Given problem ▸
Tally the lines that contain "Insert" and report the total alone.

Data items
[Start]

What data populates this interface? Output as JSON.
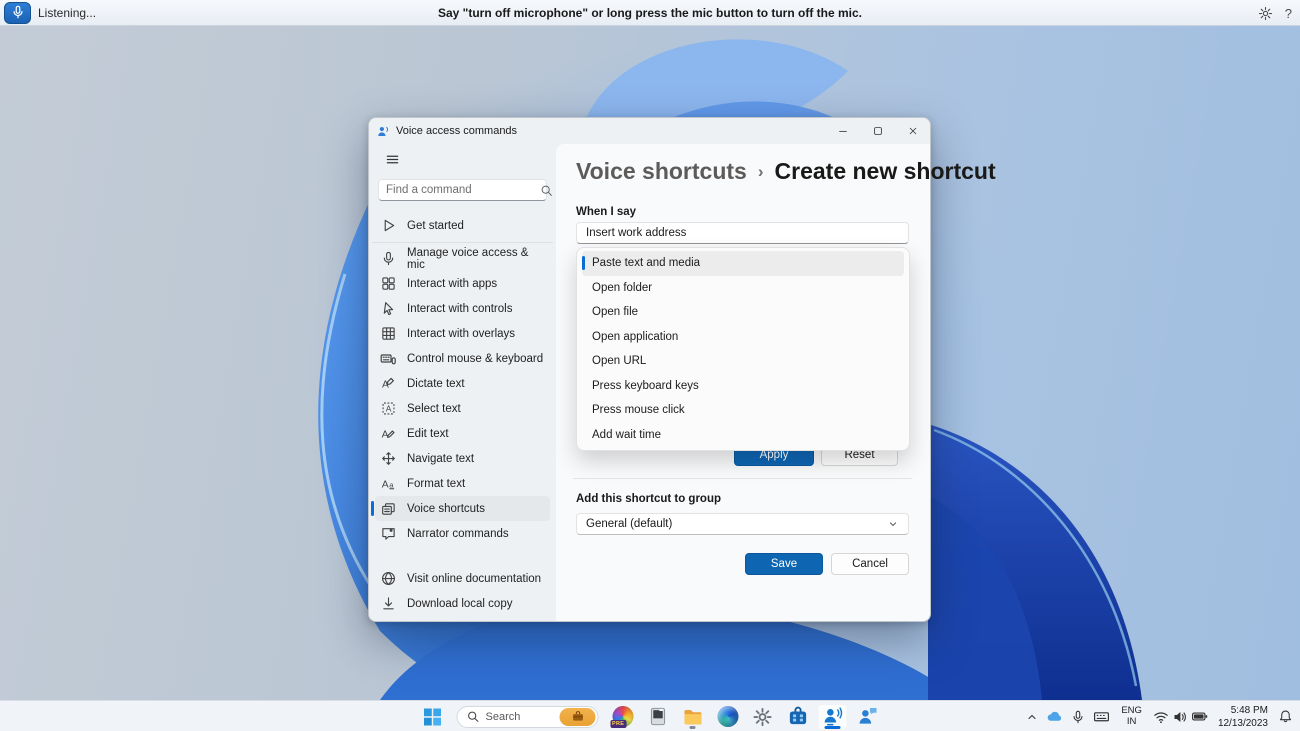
{
  "colors": {
    "accent": "#0e65b2",
    "selection_bar": "#0a6cd6"
  },
  "voice_bar": {
    "status": "Listening...",
    "message": "Say \"turn off microphone\" or long press the mic button to turn off the mic."
  },
  "window": {
    "title": "Voice access commands",
    "sidebar": {
      "search_placeholder": "Find a command",
      "items": [
        {
          "icon": "play-icon",
          "label": "Get started",
          "divider_after": true
        },
        {
          "icon": "microphone-icon",
          "label": "Manage voice access & mic"
        },
        {
          "icon": "apps-grid-icon",
          "label": "Interact with apps"
        },
        {
          "icon": "cursor-icon",
          "label": "Interact with controls"
        },
        {
          "icon": "overlay-grid-icon",
          "label": "Interact with overlays"
        },
        {
          "icon": "keyboard-mouse-icon",
          "label": "Control mouse & keyboard"
        },
        {
          "icon": "dictate-text-icon",
          "label": "Dictate text"
        },
        {
          "icon": "select-text-icon",
          "label": "Select text"
        },
        {
          "icon": "edit-text-icon",
          "label": "Edit text"
        },
        {
          "icon": "navigate-text-icon",
          "label": "Navigate text"
        },
        {
          "icon": "format-text-icon",
          "label": "Format text"
        },
        {
          "icon": "voice-shortcuts-icon",
          "label": "Voice shortcuts",
          "selected": true
        },
        {
          "icon": "narrator-icon",
          "label": "Narrator commands"
        }
      ],
      "footer_items": [
        {
          "icon": "globe-icon",
          "label": "Visit online documentation"
        },
        {
          "icon": "download-icon",
          "label": "Download local copy"
        }
      ]
    },
    "content": {
      "breadcrumb_parent": "Voice shortcuts",
      "breadcrumb_separator": "›",
      "breadcrumb_current": "Create new shortcut",
      "when_i_say_label": "When I say",
      "when_i_say_value": "Insert work address",
      "menu_items": [
        {
          "label": "Paste text and media",
          "selected": true
        },
        {
          "label": "Open folder"
        },
        {
          "label": "Open file"
        },
        {
          "label": "Open application"
        },
        {
          "label": "Open URL"
        },
        {
          "label": "Press keyboard keys"
        },
        {
          "label": "Press mouse click"
        },
        {
          "label": "Add wait time"
        }
      ],
      "apply_label": "Apply",
      "reset_label": "Reset",
      "group_label": "Add this shortcut to group",
      "group_value": "General (default)",
      "save_label": "Save",
      "cancel_label": "Cancel"
    }
  },
  "taskbar": {
    "search_placeholder": "Search",
    "tray": {
      "language_top": "ENG",
      "language_bottom": "IN",
      "time": "5:48 PM",
      "date": "12/13/2023"
    }
  }
}
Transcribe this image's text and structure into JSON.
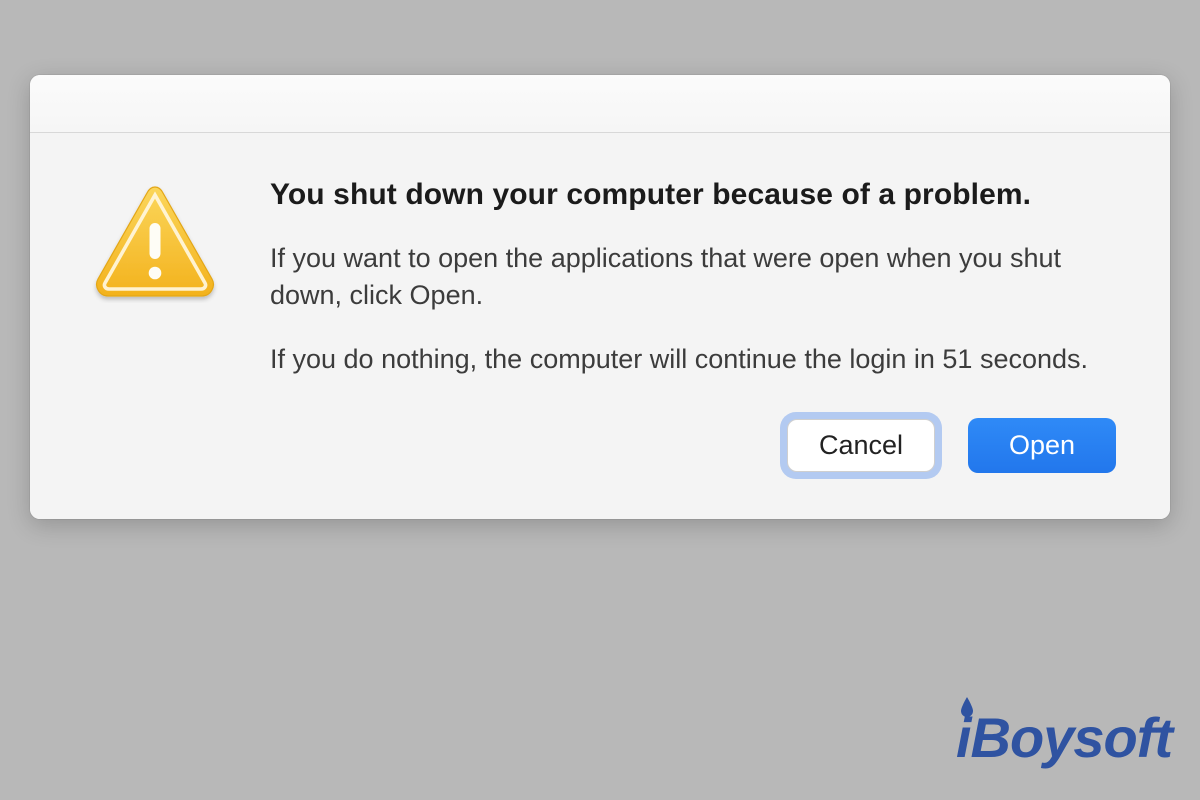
{
  "dialog": {
    "heading": "You shut down your computer because of a problem.",
    "message": "If you want to open the applications that were open when you shut down, click Open.",
    "countdown": "If you do nothing, the computer will continue the login in 51 seconds.",
    "actions": {
      "cancel_label": "Cancel",
      "open_label": "Open"
    }
  },
  "watermark": {
    "text": "iBoysoft"
  },
  "colors": {
    "primary_button": "#2f8af7",
    "focus_ring": "#387AEB",
    "warning_triangle": "#F5C138"
  }
}
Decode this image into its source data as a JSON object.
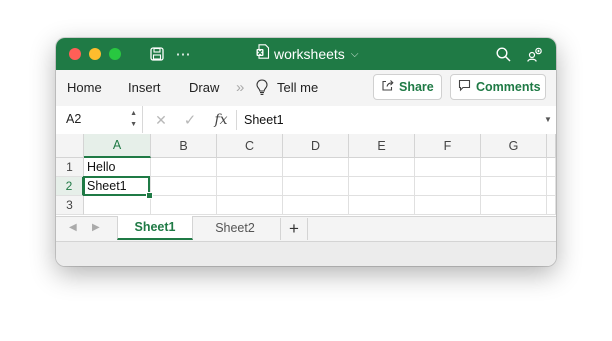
{
  "window": {
    "title": "worksheets",
    "title_chevron": "⌵",
    "accent_color": "#1f7a45",
    "icons": [
      "save-icon",
      "more-icon",
      "excel-file-icon",
      "search-icon",
      "share-people-icon"
    ],
    "more_glyph": "⋯"
  },
  "ribbon": {
    "tabs": [
      "Home",
      "Insert",
      "Draw"
    ],
    "overflow_glyph": "»",
    "tell_me": "Tell me",
    "share_label": "Share",
    "comments_label": "Comments"
  },
  "formula_bar": {
    "name_box": "A2",
    "spin_up": "▲",
    "spin_down": "▼",
    "cancel_glyph": "✕",
    "enter_glyph": "✓",
    "fx_label": "fx",
    "value": "Sheet1",
    "dropdown_glyph": "▼"
  },
  "grid": {
    "columns": [
      "A",
      "B",
      "C",
      "D",
      "E",
      "F",
      "G",
      ""
    ],
    "rows": [
      "1",
      "2",
      "3"
    ],
    "cells": [
      [
        "Hello",
        "",
        "",
        "",
        "",
        "",
        "",
        ""
      ],
      [
        "Sheet1",
        "",
        "",
        "",
        "",
        "",
        "",
        ""
      ],
      [
        "",
        "",
        "",
        "",
        "",
        "",
        "",
        ""
      ]
    ],
    "active_cell": "A2",
    "active_column": "A",
    "active_row": "2"
  },
  "sheets": {
    "nav_prev": "◀",
    "nav_next": "▶",
    "tabs": [
      "Sheet1",
      "Sheet2"
    ],
    "active": "Sheet1",
    "add_glyph": "+"
  }
}
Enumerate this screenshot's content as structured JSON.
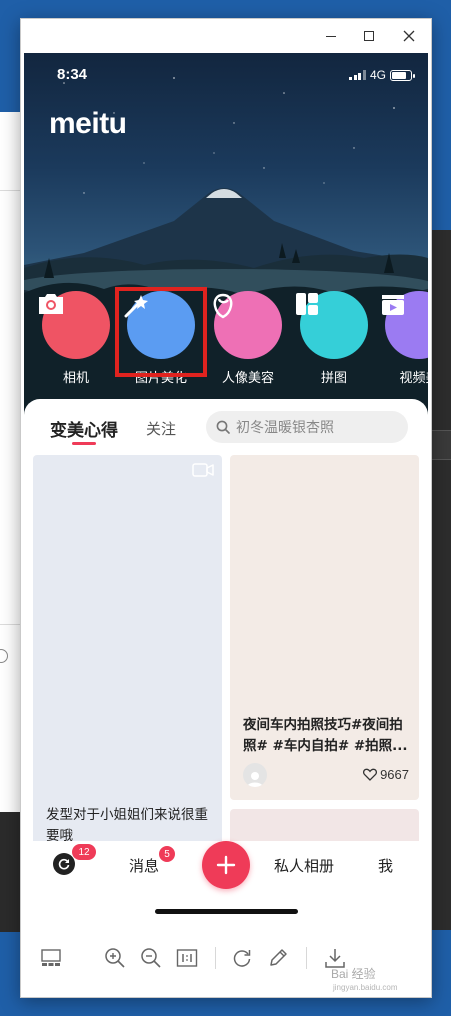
{
  "status_bar": {
    "time": "8:34",
    "network": "4G"
  },
  "app": {
    "logo": "meitu"
  },
  "features": [
    {
      "label": "相机",
      "icon": "camera-icon",
      "color": "#ef5464"
    },
    {
      "label": "图片美化",
      "icon": "magic-wand-icon",
      "color": "#5b9cf2"
    },
    {
      "label": "人像美容",
      "icon": "face-outline-icon",
      "color": "#ee70b5"
    },
    {
      "label": "拼图",
      "icon": "grid-layout-icon",
      "color": "#35cfd8"
    },
    {
      "label": "视频美",
      "icon": "clapperboard-icon",
      "color": "#9b7bf2"
    }
  ],
  "feed": {
    "tabs": [
      {
        "label": "变美心得",
        "active": true
      },
      {
        "label": "关注",
        "active": false
      }
    ],
    "search_placeholder": "初冬温暖银杏照",
    "cards": [
      {
        "title": "发型对于小姐姐们来说很重要哦",
        "type": "video"
      },
      {
        "title": "夜间车内拍照技巧#夜间拍照# #车内自拍# #拍照...",
        "likes": "9667"
      }
    ]
  },
  "bottom_nav": {
    "refresh_badge": "12",
    "messages_label": "消息",
    "messages_badge": "5",
    "album_label": "私人相册",
    "me_label": "我"
  },
  "watermark": {
    "text": "Bai 经验",
    "sub": "jingyan.baidu.com"
  },
  "colors": {
    "accent": "#ef3b58",
    "highlight_box": "#e0231f"
  }
}
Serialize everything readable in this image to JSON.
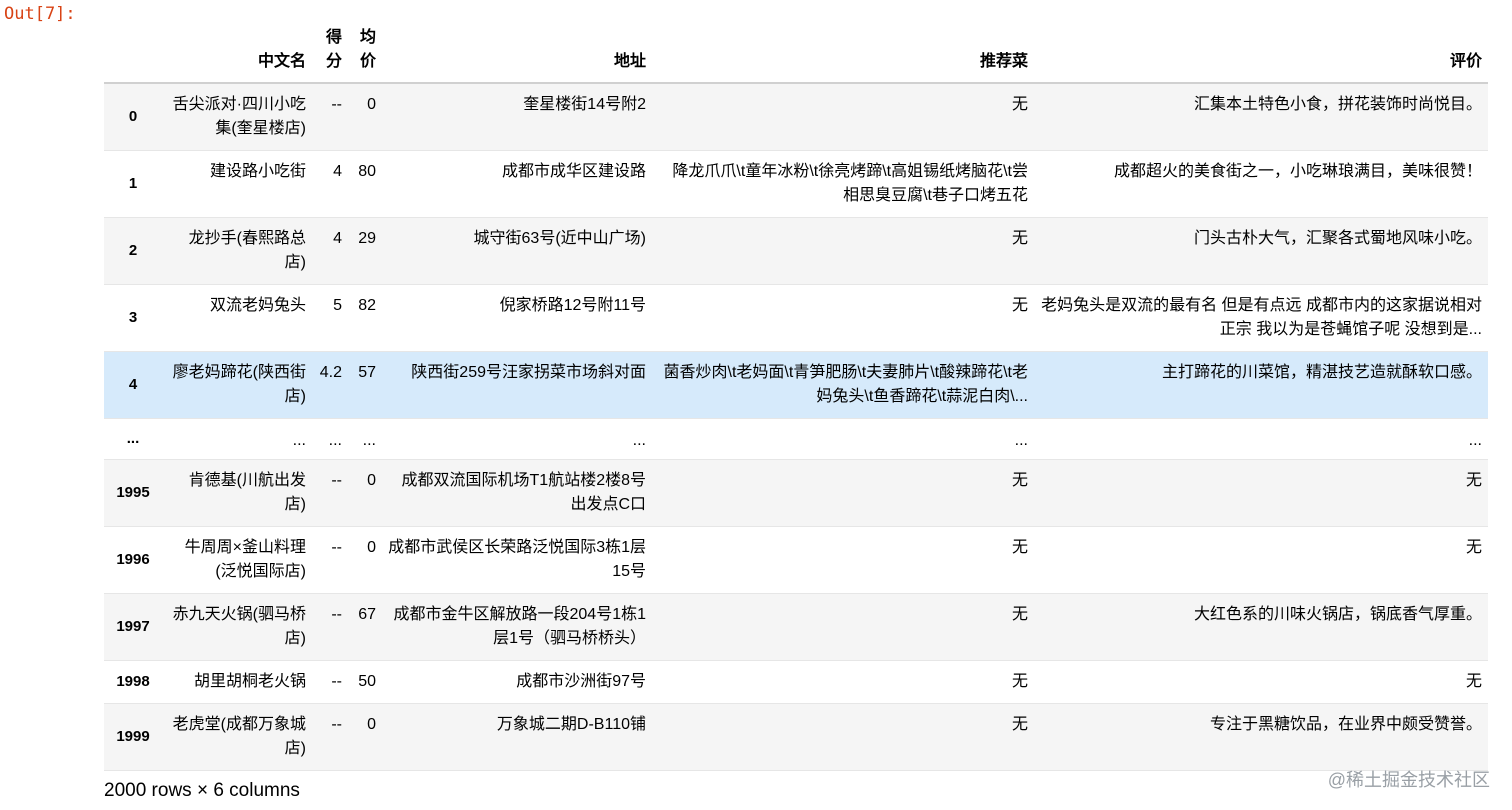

[End]

Answer to this exercise ▸
2